Extract »
______________________________
Re: Proposal to extend Calcite into a incremental query optimizer

Zuozhi Wang Thu, 14 Jan 2021 11:11:05 -0800

Hi Rui,

Thanks a lot for the interest! Here are some explanations that can
hopefully answer your question.


-- For concrete implementations for merge operator and delta query for
joins/aggregation, the paper adopts algorithms proposed in prior works.

You are correct, many prior works have proposed various ways of doing
incremental computation. For the relational operators, the standard ways to
implement delta queries have been well studied in the literature.
We don't have a comprehensive rule list written out, but the following are
some most relevant papers.
For joins and common relational operators: "Algebraic change propagation
for semijoin and outerjoin queries"
https://dl.acm.org/doi/10.1145/290593.290597
For aggregations: "Incremental maintenance of views with duplicates"
https://dl.acm.org/doi/10.1145/223784.223849

-- Those implementations can be customized but some common ones can be
offered within Calcite.

Exactly. We have implemented the standard delta computation algorithms for
most operators and they support both append-only and retractable delta.
These are rewriting rules that we can offer within Calcite.
Relating to the question above, we believe our rule implementation for such
standard algorithms are straightforward and the documentation can help
developers understand them.

Based on the need, the developers can customize the rules by building on
top of existing implementations, or implement new delta rules using an API
very similar to the existing one.
Moreover, we also implemented more advanced algorithms like outer-join-view
maintenance and higher-order view maintenance that the developer can choose
to enable/disable freely.

Best Regards,
Zuozhi Wang

On Mon, Jan 11, 2021 at 11:29 PM Rui Wang <amaliu...@apache.org> wrote:

> Congratulations on your work! And thanks for considering contributing it
> to Calcite!
>
> I tried to have a pass on your paper, and have a question:
>
> It seems like for concrete implementations for merge operator and delta
> query for joins/aggregation, the paper adopts some algorithms and ideas
> that were proposed in prior works. Do you have a list of sources about
> those algorithms? I assume those implementations can be customized but some
> common ones can be offered within Calcite. If so, having a list might help
> people understand implementation details. (or maybe I should just read
> relevant references in the paper :-))
>
>
>
> -Rui
>
> On Fri, Jan 1, 2021 at 11:05 AM Botong Huang <pku...@gmail.com> wrote:
>
>> Hi Julian,
>>
>> Thanks for your interest! Sure let's figure out a plan that best benefits
>> the community. Here are some clarifications that hopefully answer your
>> questions.
>>
>> In our work (Tempura), users specify the set of time points to consider
>> running and a cost function that expresses users' preference over time,
>> Tempura will generate the best incremental plan that minimizes the overall
>> cost function.
>>
>> In this incremental plan, the sub-plans at different time points can be
>> different from each other, as opposed to identical plans in all delta runs
>> as in streaming or IVM. As mentioned in $2.1 of the Tempura paper, we can
>> mimic the current streaming implementation by specifying two (logical)
______________________________
Exercise aim » Transcribe the mailing list thread starting at "For joins and" and ending at "and retractable delta.". Rely only on the mailing list thread above.

Dataset »
______________________________
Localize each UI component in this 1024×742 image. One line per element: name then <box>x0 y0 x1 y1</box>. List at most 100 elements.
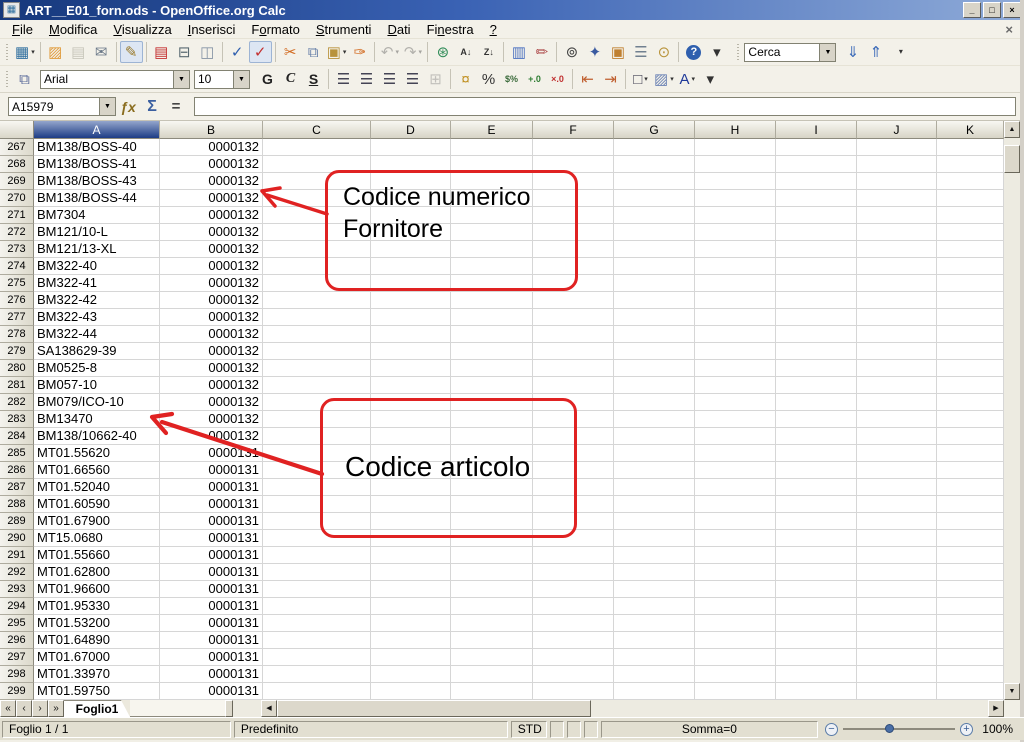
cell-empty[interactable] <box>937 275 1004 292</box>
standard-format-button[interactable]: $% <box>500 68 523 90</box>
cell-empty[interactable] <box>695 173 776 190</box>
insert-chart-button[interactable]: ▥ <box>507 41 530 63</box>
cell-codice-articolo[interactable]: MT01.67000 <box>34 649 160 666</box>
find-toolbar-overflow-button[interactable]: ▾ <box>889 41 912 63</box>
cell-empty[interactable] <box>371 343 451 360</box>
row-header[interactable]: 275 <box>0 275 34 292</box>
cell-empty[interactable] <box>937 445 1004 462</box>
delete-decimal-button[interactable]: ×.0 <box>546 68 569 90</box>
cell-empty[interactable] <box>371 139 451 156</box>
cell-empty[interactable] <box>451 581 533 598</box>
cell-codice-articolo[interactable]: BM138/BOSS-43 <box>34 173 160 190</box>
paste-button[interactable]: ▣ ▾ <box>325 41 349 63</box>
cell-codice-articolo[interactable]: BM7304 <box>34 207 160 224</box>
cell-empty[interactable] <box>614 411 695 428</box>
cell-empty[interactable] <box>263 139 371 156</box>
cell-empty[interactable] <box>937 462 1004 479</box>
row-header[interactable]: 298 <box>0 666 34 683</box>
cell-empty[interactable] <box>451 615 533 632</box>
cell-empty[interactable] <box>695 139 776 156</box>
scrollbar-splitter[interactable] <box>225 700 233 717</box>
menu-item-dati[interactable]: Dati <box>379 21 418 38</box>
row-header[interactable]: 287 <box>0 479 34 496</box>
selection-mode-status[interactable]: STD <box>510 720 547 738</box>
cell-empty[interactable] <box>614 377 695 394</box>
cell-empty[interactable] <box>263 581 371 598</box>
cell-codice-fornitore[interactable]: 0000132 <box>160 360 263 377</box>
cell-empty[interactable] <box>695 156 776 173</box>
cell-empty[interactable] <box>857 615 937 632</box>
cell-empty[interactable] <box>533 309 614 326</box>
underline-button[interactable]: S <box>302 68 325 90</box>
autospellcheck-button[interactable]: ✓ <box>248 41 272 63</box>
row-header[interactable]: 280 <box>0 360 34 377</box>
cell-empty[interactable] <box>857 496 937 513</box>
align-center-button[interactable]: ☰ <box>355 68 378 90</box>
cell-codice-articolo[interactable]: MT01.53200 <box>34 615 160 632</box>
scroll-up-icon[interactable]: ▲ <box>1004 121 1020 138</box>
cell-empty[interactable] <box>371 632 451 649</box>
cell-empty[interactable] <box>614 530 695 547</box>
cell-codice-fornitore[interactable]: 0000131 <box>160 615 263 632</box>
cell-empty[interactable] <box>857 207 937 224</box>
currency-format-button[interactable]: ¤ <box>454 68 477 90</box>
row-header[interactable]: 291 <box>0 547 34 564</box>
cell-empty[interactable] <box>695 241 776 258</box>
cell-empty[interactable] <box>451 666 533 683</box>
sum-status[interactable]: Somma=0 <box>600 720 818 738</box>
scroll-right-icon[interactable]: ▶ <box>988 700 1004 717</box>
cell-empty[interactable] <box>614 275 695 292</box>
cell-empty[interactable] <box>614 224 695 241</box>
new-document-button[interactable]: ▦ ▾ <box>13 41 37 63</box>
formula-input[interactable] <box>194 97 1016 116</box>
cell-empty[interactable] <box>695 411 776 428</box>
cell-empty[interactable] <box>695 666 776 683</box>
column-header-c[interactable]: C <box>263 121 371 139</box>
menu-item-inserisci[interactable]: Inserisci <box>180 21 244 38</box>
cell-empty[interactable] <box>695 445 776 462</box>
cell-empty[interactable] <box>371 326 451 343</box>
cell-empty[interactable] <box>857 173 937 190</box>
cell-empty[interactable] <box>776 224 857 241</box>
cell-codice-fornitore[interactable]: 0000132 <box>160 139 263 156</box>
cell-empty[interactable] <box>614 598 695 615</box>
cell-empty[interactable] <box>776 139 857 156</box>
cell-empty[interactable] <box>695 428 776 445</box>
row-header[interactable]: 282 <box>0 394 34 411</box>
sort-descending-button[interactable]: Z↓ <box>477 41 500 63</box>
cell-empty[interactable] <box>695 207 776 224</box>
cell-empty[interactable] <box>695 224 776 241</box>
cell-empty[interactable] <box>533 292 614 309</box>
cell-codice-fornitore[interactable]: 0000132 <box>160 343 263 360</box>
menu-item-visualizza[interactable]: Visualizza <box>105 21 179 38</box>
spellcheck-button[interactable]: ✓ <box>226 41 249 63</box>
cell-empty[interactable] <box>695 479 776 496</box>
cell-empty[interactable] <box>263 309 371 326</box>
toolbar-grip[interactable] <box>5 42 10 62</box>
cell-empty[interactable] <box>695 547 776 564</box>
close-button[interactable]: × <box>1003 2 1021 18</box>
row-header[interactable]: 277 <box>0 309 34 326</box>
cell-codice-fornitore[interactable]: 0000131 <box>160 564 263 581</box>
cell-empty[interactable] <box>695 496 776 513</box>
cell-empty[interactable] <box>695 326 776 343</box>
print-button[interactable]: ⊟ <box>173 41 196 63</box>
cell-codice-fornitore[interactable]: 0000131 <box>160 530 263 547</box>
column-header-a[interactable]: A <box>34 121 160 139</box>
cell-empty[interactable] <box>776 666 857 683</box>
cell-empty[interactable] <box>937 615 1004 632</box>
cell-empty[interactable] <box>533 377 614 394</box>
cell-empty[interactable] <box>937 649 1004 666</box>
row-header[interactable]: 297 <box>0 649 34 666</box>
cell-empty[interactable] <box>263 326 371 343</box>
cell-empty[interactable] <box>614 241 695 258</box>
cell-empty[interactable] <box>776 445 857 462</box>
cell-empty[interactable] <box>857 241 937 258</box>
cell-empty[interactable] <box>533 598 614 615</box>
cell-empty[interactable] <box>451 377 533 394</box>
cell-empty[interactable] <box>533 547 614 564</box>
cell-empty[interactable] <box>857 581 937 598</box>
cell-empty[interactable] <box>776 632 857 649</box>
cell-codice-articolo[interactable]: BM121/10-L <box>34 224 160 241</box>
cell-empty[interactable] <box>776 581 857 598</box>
______________________________
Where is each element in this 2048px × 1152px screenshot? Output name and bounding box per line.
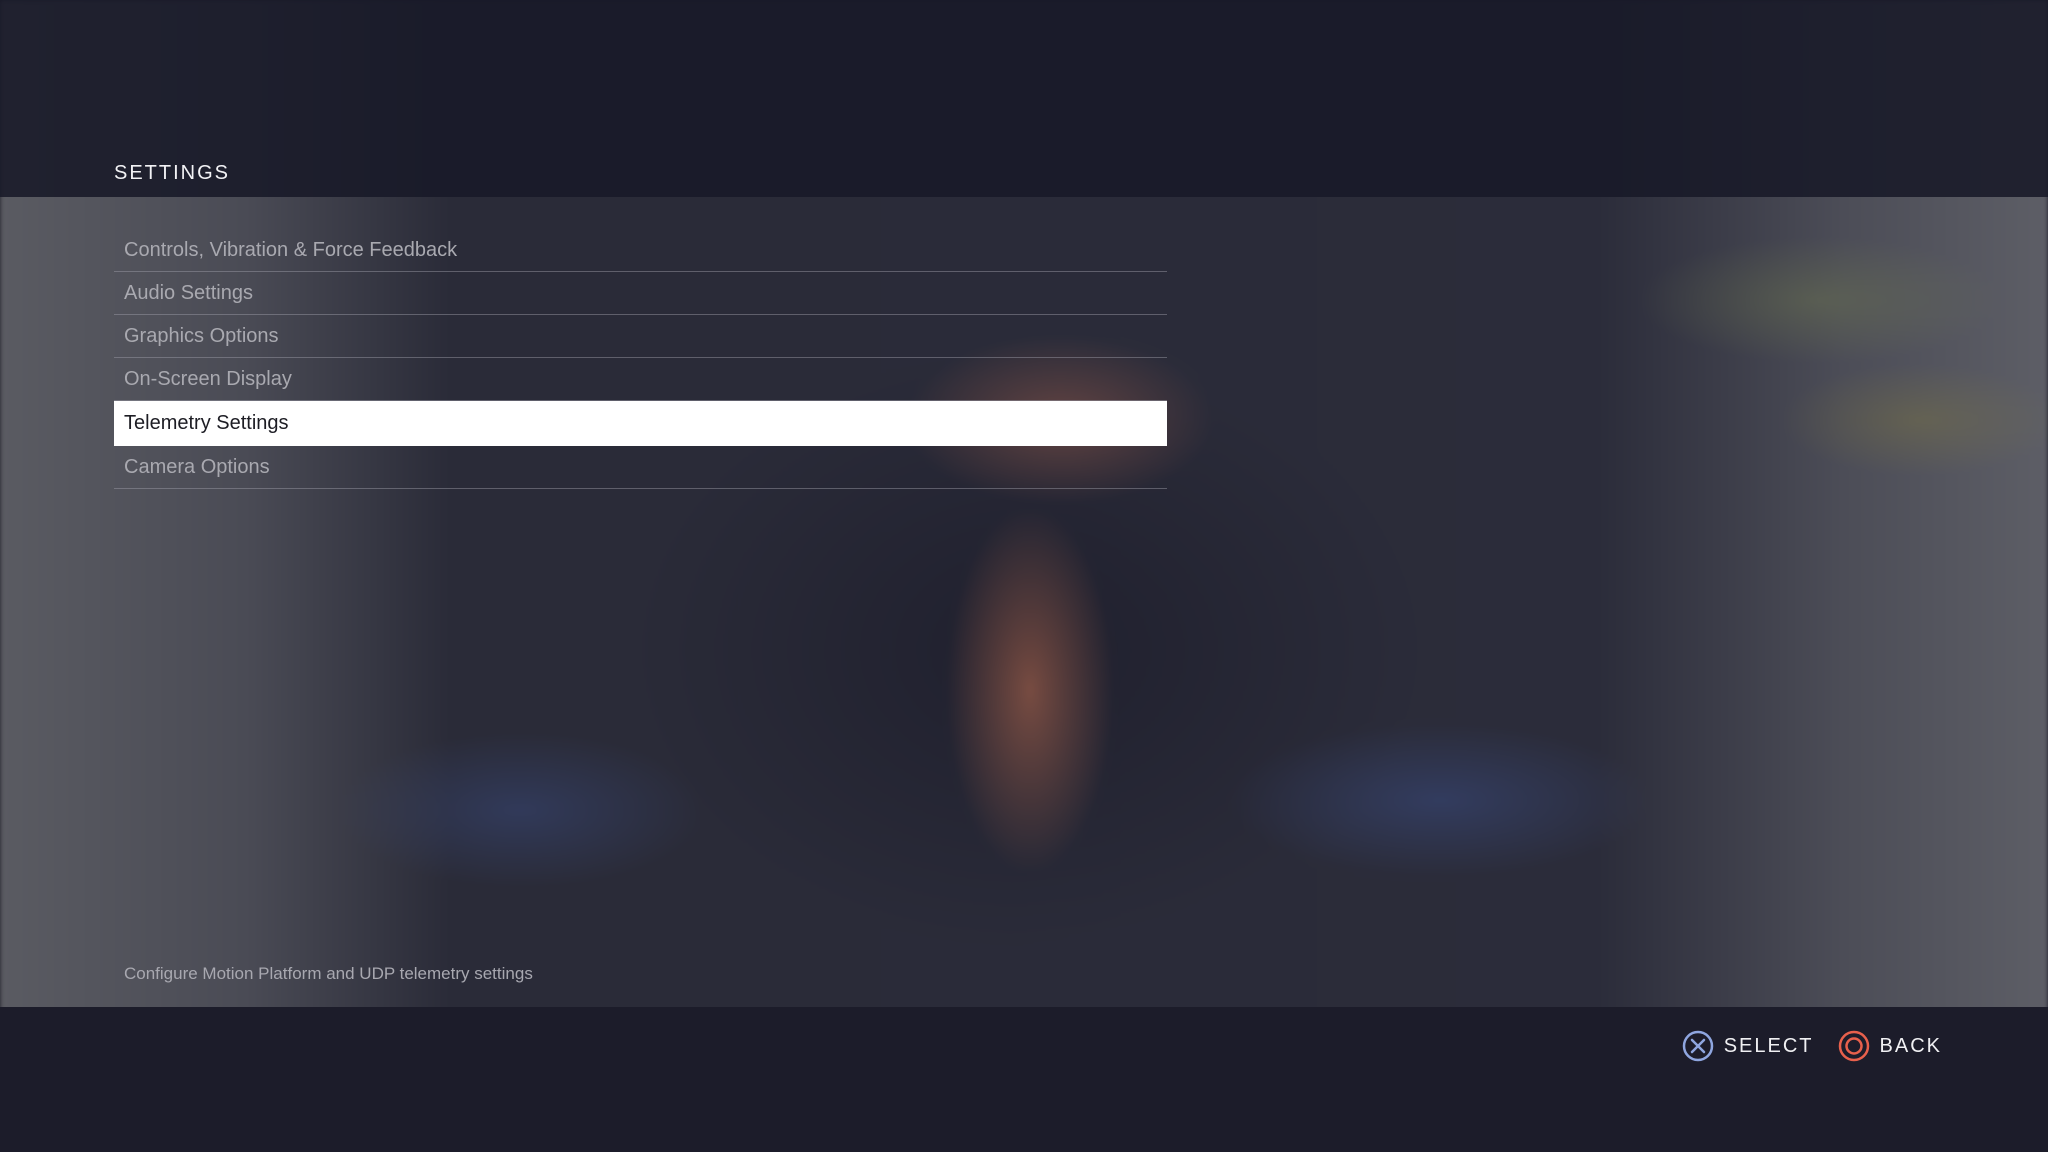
______________________________
Result of this exercise »
For joins and common relational operators: "Algebraic change propagation
for semijoin and outerjoin queries"
https://dl.acm.org/doi/10.1145/290593.290597
For aggregations: "Incremental maintenance of views with duplicates"
https://dl.acm.org/doi/10.1145/223784.223849

-- Those implementations can be customized but some common ones can be
offered within Calcite.

Exactly. We have implemented the standard delta computation algorithms for
most operators and they support both append-only and retractable delta.